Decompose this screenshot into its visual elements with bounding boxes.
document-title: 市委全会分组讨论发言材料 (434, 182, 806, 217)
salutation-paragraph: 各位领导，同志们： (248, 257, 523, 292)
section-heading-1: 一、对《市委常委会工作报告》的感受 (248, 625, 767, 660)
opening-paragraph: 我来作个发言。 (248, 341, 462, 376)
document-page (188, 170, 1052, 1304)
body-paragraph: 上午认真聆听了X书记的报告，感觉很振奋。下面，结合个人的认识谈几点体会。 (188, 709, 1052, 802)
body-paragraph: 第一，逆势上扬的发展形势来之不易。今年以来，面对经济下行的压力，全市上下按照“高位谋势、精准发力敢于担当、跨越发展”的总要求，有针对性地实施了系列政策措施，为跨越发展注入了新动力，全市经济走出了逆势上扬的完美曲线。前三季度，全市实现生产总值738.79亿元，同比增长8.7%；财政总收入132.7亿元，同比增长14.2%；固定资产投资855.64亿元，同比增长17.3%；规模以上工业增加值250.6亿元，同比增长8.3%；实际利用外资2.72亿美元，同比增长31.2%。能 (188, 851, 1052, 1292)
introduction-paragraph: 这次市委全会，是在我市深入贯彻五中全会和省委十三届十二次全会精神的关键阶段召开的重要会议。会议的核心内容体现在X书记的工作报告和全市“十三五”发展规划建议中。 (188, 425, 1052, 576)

_WHAT YOU WILL DO:_ Update these rows so that every "body-paragraph" becomes "body-text", leaving everything else unchanged.

_FINAL RESULT:_
Decompose this screenshot into its visual elements with bounding boxes.
document-title: 市委全会分组讨论发言材料 (434, 182, 806, 217)
salutation-paragraph: 各位领导，同志们： (248, 257, 523, 292)
section-heading-1: 一、对《市委常委会工作报告》的感受 (248, 625, 767, 660)
opening-paragraph: 我来作个发言。 (248, 341, 462, 376)
document-page (188, 170, 1052, 1304)
body-text: 上午认真聆听了X书记的报告，感觉很振奋。下面，结合个人的认识谈几点体会。 (188, 709, 1052, 802)
body-text: 第一，逆势上扬的发展形势来之不易。今年以来，面对经济下行的压力，全市上下按照“高位谋势、精准发力敢于担当、跨越发展”的总要求，有针对性地实施了系列政策措施，为跨越发展注入了新动力，全市经济走出了逆势上扬的完美曲线。前三季度，全市实现生产总值738.79亿元，同比增长8.7%；财政总收入132.7亿元，同比增长14.2%；固定资产投资855.64亿元，同比增长17.3%；规模以上工业增加值250.6亿元，同比增长8.3%；实际利用外资2.72亿美元，同比增长31.2%。能 (188, 851, 1052, 1292)
introduction-paragraph: 这次市委全会，是在我市深入贯彻五中全会和省委十三届十二次全会精神的关键阶段召开的重要会议。会议的核心内容体现在X书记的工作报告和全市“十三五”发展规划建议中。 (188, 425, 1052, 576)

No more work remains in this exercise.